### To do
Locate all lines with the word "Capa". Copy them.

### Input records
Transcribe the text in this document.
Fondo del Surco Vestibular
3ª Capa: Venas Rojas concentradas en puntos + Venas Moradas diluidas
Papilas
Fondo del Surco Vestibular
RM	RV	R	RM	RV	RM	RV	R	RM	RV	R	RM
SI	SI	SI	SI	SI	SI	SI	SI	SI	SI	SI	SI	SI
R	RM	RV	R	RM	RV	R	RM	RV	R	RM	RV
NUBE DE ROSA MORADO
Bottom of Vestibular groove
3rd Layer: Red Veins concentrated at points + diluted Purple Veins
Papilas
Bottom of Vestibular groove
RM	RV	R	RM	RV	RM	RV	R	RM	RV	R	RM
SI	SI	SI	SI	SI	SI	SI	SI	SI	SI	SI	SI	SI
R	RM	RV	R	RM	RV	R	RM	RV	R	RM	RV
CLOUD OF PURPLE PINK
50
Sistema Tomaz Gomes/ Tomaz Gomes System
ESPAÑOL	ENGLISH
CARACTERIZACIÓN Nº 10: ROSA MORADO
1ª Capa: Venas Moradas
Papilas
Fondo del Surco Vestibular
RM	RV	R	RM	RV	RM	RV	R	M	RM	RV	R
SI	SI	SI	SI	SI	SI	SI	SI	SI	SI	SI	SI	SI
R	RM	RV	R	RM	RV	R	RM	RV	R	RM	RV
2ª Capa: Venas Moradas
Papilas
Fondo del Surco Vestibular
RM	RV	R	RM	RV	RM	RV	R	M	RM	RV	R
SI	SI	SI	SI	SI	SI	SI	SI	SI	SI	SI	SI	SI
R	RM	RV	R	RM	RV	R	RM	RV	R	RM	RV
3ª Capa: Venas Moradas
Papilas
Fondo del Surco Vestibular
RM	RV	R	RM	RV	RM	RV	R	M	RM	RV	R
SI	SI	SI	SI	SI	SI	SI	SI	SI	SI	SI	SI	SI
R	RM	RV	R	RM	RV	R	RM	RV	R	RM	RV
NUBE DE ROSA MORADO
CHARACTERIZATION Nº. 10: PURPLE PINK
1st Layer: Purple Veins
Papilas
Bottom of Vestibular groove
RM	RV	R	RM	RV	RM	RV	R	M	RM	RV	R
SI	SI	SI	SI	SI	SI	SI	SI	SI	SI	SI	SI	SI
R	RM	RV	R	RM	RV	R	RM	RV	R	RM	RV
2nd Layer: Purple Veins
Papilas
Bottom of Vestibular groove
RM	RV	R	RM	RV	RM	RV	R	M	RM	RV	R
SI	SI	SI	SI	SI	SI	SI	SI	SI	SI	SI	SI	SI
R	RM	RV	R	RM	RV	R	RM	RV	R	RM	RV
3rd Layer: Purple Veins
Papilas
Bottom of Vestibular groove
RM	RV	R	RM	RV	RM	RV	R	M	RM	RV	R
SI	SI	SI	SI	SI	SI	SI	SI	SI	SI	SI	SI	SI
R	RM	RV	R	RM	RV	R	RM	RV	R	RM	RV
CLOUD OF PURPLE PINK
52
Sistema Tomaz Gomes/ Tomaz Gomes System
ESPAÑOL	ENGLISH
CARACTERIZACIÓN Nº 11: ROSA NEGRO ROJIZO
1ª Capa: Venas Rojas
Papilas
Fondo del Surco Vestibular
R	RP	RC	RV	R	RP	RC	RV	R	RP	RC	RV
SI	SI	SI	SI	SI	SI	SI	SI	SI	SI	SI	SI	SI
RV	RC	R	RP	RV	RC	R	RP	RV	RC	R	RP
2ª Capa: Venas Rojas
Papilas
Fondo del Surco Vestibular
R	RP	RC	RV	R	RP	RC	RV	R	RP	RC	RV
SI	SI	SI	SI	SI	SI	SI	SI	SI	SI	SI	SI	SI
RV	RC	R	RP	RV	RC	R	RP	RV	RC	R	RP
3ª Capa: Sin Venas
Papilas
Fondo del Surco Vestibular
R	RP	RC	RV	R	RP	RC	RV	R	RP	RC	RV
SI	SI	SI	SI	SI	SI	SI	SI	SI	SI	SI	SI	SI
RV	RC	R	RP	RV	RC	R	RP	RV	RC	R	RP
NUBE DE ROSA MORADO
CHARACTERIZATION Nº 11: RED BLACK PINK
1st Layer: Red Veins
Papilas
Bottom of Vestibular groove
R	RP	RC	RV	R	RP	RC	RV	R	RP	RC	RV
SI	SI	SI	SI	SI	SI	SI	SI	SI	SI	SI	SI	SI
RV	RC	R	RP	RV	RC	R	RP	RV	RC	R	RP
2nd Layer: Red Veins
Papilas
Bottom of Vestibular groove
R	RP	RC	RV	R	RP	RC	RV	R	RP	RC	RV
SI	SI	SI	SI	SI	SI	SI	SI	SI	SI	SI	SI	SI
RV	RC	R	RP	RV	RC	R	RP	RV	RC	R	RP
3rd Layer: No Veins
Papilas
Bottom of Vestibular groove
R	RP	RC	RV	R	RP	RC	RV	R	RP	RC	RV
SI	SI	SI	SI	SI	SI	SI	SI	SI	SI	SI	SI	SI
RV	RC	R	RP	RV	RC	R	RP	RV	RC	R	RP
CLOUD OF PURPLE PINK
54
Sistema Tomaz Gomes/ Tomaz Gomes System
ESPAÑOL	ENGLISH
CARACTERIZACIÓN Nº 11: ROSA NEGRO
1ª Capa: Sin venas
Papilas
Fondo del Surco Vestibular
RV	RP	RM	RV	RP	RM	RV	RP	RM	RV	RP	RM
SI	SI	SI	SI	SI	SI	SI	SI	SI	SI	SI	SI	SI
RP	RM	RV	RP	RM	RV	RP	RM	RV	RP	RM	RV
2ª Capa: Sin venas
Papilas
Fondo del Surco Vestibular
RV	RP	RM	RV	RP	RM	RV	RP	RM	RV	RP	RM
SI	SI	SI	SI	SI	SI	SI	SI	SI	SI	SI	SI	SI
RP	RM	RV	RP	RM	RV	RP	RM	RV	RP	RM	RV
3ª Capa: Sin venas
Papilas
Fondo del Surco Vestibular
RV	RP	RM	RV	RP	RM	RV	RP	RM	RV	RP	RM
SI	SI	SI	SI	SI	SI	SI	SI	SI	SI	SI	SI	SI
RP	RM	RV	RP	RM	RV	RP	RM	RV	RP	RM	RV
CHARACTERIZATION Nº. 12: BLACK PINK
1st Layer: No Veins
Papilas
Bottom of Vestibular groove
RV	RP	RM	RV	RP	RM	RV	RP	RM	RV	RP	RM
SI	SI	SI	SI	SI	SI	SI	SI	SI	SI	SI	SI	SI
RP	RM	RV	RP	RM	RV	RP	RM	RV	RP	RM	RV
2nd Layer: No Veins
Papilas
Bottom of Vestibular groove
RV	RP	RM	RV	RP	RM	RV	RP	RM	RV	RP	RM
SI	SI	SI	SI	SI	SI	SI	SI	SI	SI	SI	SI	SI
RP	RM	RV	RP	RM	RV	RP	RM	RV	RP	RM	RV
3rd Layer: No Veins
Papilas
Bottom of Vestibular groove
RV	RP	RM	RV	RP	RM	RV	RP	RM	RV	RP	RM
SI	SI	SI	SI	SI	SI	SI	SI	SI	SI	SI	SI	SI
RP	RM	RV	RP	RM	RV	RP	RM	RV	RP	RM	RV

### Written response
3ª Capa: Venas Rojas concentradas en puntos + Venas Moradas diluidas
1ª Capa: Venas Moradas
2ª Capa: Venas Moradas
3ª Capa: Venas Moradas
1ª Capa: Venas Rojas
2ª Capa: Venas Rojas
3ª Capa: Sin Venas
1ª Capa: Sin venas
2ª Capa: Sin venas
3ª Capa: Sin venas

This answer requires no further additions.